• Directions for this task: Repeat the whole listing exactly as written.

— Start of Information given —

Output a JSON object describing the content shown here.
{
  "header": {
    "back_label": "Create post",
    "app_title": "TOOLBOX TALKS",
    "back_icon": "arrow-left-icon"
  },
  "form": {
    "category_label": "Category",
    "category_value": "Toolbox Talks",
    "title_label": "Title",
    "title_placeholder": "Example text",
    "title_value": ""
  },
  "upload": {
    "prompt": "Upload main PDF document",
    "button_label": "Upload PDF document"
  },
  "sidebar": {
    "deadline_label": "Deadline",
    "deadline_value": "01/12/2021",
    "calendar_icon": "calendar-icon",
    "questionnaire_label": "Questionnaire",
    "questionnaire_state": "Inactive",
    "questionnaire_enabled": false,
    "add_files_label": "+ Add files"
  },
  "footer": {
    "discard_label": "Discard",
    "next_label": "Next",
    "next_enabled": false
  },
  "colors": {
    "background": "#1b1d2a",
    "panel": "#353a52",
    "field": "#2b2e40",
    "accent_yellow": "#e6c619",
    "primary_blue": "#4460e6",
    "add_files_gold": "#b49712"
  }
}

— End of Information given —

• Written response:
Output a JSON object describing the content shown here.
{
  "header": {
    "back_label": "Create post",
    "app_title": "TOOLBOX TALKS",
    "back_icon": "arrow-left-icon"
  },
  "form": {
    "category_label": "Category",
    "category_value": "Toolbox Talks",
    "title_label": "Title",
    "title_placeholder": "Example text",
    "title_value": ""
  },
  "upload": {
    "prompt": "Upload main PDF document",
    "button_label": "Upload PDF document"
  },
  "sidebar": {
    "deadline_label": "Deadline",
    "deadline_value": "01/12/2021",
    "calendar_icon": "calendar-icon",
    "questionnaire_label": "Questionnaire",
    "questionnaire_state": "Inactive",
    "questionnaire_enabled": false,
    "add_files_label": "+ Add files"
  },
  "footer": {
    "discard_label": "Discard",
    "next_label": "Next",
    "next_enabled": false
  },
  "colors": {
    "background": "#1b1d2a",
    "panel": "#353a52",
    "field": "#2b2e40",
    "accent_yellow": "#e6c619",
    "primary_blue": "#4460e6",
    "add_files_gold": "#b49712"
  }
}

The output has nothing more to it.